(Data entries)
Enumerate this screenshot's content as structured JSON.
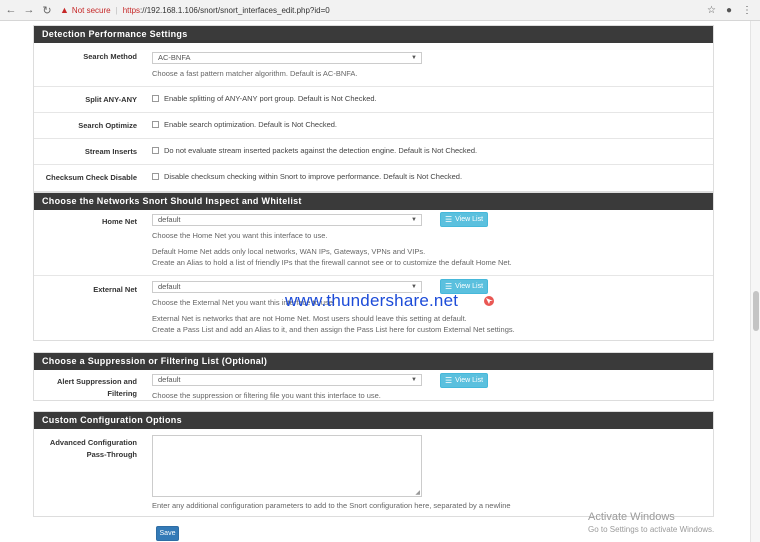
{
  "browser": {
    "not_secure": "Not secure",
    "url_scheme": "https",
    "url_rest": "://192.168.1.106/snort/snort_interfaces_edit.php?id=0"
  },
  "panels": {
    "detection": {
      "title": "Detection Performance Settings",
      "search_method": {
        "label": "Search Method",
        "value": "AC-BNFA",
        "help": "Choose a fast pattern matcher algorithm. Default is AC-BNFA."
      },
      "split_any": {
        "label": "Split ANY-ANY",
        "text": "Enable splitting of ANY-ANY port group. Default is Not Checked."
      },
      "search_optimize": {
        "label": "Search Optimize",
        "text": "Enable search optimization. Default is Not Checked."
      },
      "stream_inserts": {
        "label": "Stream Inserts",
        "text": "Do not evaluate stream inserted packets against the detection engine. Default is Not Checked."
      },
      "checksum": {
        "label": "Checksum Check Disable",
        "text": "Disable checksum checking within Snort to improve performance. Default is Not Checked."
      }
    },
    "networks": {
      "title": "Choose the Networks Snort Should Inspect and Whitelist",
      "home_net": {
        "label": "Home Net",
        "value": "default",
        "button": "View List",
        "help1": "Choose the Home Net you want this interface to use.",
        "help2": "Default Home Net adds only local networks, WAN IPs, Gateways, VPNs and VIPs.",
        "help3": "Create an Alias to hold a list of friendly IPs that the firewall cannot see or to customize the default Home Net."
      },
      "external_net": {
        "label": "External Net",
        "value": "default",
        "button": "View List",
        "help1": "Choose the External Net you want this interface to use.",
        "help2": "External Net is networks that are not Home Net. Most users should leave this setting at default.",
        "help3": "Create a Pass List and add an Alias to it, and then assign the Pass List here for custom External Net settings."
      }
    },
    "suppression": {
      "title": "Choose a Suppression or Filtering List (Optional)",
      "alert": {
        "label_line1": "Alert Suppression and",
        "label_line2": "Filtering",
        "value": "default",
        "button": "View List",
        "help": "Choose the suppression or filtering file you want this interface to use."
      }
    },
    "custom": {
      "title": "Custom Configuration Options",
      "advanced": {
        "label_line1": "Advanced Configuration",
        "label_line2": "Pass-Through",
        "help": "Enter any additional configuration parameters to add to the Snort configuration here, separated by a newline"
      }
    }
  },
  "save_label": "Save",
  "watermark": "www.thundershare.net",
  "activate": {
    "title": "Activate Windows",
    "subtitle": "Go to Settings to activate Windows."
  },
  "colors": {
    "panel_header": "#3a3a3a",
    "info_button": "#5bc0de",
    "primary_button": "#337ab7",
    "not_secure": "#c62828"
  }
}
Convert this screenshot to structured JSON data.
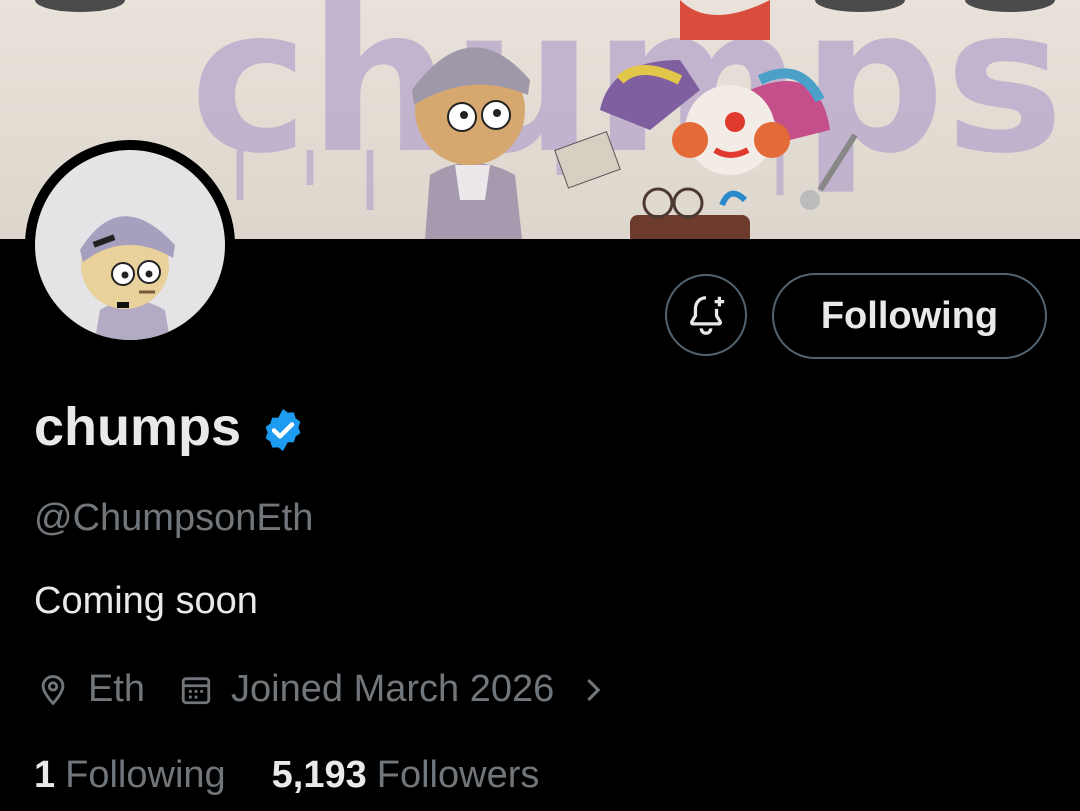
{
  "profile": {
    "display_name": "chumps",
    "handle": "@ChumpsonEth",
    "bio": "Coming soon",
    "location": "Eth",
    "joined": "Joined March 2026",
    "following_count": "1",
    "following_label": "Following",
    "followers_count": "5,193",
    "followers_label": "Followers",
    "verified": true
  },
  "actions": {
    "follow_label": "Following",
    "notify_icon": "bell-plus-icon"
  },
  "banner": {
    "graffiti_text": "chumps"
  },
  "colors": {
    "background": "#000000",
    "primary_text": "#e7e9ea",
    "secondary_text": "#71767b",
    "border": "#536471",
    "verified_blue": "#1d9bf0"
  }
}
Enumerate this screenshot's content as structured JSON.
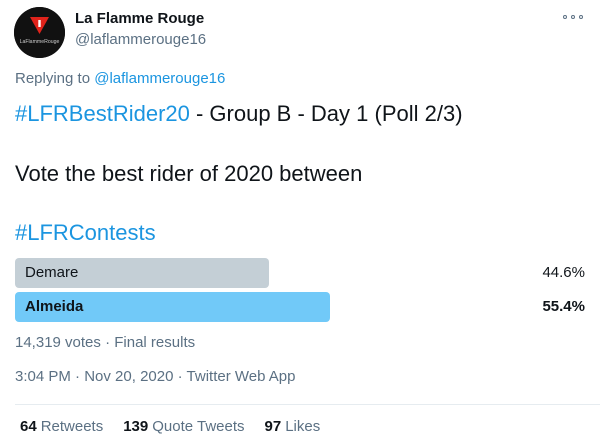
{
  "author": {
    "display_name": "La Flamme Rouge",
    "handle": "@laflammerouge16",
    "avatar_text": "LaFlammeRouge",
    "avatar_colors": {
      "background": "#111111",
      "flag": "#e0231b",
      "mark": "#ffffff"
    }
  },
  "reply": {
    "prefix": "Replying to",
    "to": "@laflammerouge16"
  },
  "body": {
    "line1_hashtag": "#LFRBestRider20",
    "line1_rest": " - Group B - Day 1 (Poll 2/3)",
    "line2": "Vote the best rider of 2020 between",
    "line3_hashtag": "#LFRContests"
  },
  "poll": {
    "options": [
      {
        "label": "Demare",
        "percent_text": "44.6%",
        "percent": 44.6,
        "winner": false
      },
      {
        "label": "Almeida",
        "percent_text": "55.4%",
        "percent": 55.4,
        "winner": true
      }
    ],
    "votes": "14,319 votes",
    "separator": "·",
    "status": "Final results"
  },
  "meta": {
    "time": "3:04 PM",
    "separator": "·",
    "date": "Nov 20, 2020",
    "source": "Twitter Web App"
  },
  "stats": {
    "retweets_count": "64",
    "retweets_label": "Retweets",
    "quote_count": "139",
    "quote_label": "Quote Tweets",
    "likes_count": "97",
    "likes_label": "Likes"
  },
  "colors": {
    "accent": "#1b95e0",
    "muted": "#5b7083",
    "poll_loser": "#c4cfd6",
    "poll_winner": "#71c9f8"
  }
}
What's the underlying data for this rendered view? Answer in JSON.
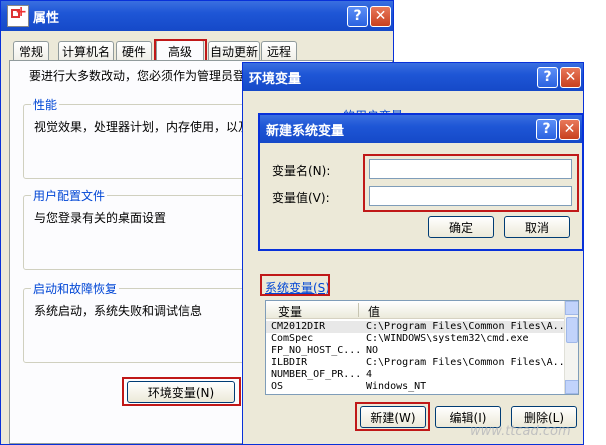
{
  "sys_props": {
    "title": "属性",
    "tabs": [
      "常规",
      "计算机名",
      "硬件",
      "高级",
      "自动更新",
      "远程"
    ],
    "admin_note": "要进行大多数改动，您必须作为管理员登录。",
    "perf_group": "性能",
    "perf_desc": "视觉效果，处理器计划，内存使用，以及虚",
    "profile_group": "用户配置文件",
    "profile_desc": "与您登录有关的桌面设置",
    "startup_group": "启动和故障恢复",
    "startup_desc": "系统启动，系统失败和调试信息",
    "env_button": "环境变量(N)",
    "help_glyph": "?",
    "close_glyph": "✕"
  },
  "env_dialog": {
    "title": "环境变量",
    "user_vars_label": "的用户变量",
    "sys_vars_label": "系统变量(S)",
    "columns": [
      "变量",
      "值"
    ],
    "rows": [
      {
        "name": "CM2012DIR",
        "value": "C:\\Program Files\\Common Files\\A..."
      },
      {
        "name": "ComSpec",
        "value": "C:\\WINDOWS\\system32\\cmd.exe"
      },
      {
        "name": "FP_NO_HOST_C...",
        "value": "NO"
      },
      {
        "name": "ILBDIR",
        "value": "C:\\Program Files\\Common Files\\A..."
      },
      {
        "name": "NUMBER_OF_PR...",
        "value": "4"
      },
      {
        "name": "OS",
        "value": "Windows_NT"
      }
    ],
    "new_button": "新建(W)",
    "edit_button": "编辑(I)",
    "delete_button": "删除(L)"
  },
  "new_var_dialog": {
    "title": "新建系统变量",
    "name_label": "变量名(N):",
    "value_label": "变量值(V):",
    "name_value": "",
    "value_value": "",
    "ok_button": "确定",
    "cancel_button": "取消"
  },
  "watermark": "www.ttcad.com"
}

REQUIRED WORK:
Leave the pictures out and copy the rest of the data exactly.

EXERCISE RESPONSE:
Enumerate this screenshot's content as structured JSON.
{
  "browser": {
    "not_secure": "Not secure",
    "url_scheme": "https",
    "url_rest": "://192.168.1.106/snort/snort_interfaces_edit.php?id=0"
  },
  "panels": {
    "detection": {
      "title": "Detection Performance Settings",
      "search_method": {
        "label": "Search Method",
        "value": "AC-BNFA",
        "help": "Choose a fast pattern matcher algorithm. Default is AC-BNFA."
      },
      "split_any": {
        "label": "Split ANY-ANY",
        "text": "Enable splitting of ANY-ANY port group. Default is Not Checked."
      },
      "search_optimize": {
        "label": "Search Optimize",
        "text": "Enable search optimization. Default is Not Checked."
      },
      "stream_inserts": {
        "label": "Stream Inserts",
        "text": "Do not evaluate stream inserted packets against the detection engine. Default is Not Checked."
      },
      "checksum": {
        "label": "Checksum Check Disable",
        "text": "Disable checksum checking within Snort to improve performance. Default is Not Checked."
      }
    },
    "networks": {
      "title": "Choose the Networks Snort Should Inspect and Whitelist",
      "home_net": {
        "label": "Home Net",
        "value": "default",
        "button": "View List",
        "help1": "Choose the Home Net you want this interface to use.",
        "help2": "Default Home Net adds only local networks, WAN IPs, Gateways, VPNs and VIPs.",
        "help3": "Create an Alias to hold a list of friendly IPs that the firewall cannot see or to customize the default Home Net."
      },
      "external_net": {
        "label": "External Net",
        "value": "default",
        "button": "View List",
        "help1": "Choose the External Net you want this interface to use.",
        "help2": "External Net is networks that are not Home Net. Most users should leave this setting at default.",
        "help3": "Create a Pass List and add an Alias to it, and then assign the Pass List here for custom External Net settings."
      }
    },
    "suppression": {
      "title": "Choose a Suppression or Filtering List (Optional)",
      "alert": {
        "label_line1": "Alert Suppression and",
        "label_line2": "Filtering",
        "value": "default",
        "button": "View List",
        "help": "Choose the suppression or filtering file you want this interface to use."
      }
    },
    "custom": {
      "title": "Custom Configuration Options",
      "advanced": {
        "label_line1": "Advanced Configuration",
        "label_line2": "Pass-Through",
        "help": "Enter any additional configuration parameters to add to the Snort configuration here, separated by a newline"
      }
    }
  },
  "save_label": "Save",
  "watermark": "www.thundershare.net",
  "activate": {
    "title": "Activate Windows",
    "subtitle": "Go to Settings to activate Windows."
  },
  "colors": {
    "panel_header": "#3a3a3a",
    "info_button": "#5bc0de",
    "primary_button": "#337ab7",
    "not_secure": "#c62828"
  }
}
Convert this screenshot to structured JSON data.
{
  "profile": {
    "display_name": "chumps",
    "handle": "@ChumpsonEth",
    "bio": "Coming soon",
    "location": "Eth",
    "joined": "Joined March 2026",
    "following_count": "1",
    "following_label": "Following",
    "followers_count": "5,193",
    "followers_label": "Followers",
    "verified": true
  },
  "actions": {
    "follow_label": "Following",
    "notify_icon": "bell-plus-icon"
  },
  "banner": {
    "graffiti_text": "chumps"
  },
  "colors": {
    "background": "#000000",
    "primary_text": "#e7e9ea",
    "secondary_text": "#71767b",
    "border": "#536471",
    "verified_blue": "#1d9bf0"
  }
}
Enumerate this screenshot's content as structured JSON.
{
  "author": {
    "display_name": "La Flamme Rouge",
    "handle": "@laflammerouge16",
    "avatar_text": "LaFlammeRouge",
    "avatar_colors": {
      "background": "#111111",
      "flag": "#e0231b",
      "mark": "#ffffff"
    }
  },
  "reply": {
    "prefix": "Replying to",
    "to": "@laflammerouge16"
  },
  "body": {
    "line1_hashtag": "#LFRBestRider20",
    "line1_rest": " - Group B - Day 1 (Poll 2/3)",
    "line2": "Vote the best rider of 2020 between",
    "line3_hashtag": "#LFRContests"
  },
  "poll": {
    "options": [
      {
        "label": "Demare",
        "percent_text": "44.6%",
        "percent": 44.6,
        "winner": false
      },
      {
        "label": "Almeida",
        "percent_text": "55.4%",
        "percent": 55.4,
        "winner": true
      }
    ],
    "votes": "14,319 votes",
    "separator": "·",
    "status": "Final results"
  },
  "meta": {
    "time": "3:04 PM",
    "separator": "·",
    "date": "Nov 20, 2020",
    "source": "Twitter Web App"
  },
  "stats": {
    "retweets_count": "64",
    "retweets_label": "Retweets",
    "quote_count": "139",
    "quote_label": "Quote Tweets",
    "likes_count": "97",
    "likes_label": "Likes"
  },
  "colors": {
    "accent": "#1b95e0",
    "muted": "#5b7083",
    "poll_loser": "#c4cfd6",
    "poll_winner": "#71c9f8"
  }
}
What's the underlying data for this rendered view? Answer in JSON.
{
  "sys_props": {
    "title": "属性",
    "tabs": [
      "常规",
      "计算机名",
      "硬件",
      "高级",
      "自动更新",
      "远程"
    ],
    "admin_note": "要进行大多数改动，您必须作为管理员登录。",
    "perf_group": "性能",
    "perf_desc": "视觉效果，处理器计划，内存使用，以及虚",
    "profile_group": "用户配置文件",
    "profile_desc": "与您登录有关的桌面设置",
    "startup_group": "启动和故障恢复",
    "startup_desc": "系统启动，系统失败和调试信息",
    "env_button": "环境变量(N)",
    "help_glyph": "?",
    "close_glyph": "✕"
  },
  "env_dialog": {
    "title": "环境变量",
    "user_vars_label": "的用户变量",
    "sys_vars_label": "系统变量(S)",
    "columns": [
      "变量",
      "值"
    ],
    "rows": [
      {
        "name": "CM2012DIR",
        "value": "C:\\Program Files\\Common Files\\A..."
      },
      {
        "name": "ComSpec",
        "value": "C:\\WINDOWS\\system32\\cmd.exe"
      },
      {
        "name": "FP_NO_HOST_C...",
        "value": "NO"
      },
      {
        "name": "ILBDIR",
        "value": "C:\\Program Files\\Common Files\\A..."
      },
      {
        "name": "NUMBER_OF_PR...",
        "value": "4"
      },
      {
        "name": "OS",
        "value": "Windows_NT"
      }
    ],
    "new_button": "新建(W)",
    "edit_button": "编辑(I)",
    "delete_button": "删除(L)"
  },
  "new_var_dialog": {
    "title": "新建系统变量",
    "name_label": "变量名(N):",
    "value_label": "变量值(V):",
    "name_value": "",
    "value_value": "",
    "ok_button": "确定",
    "cancel_button": "取消"
  },
  "watermark": "www.ttcad.com"
}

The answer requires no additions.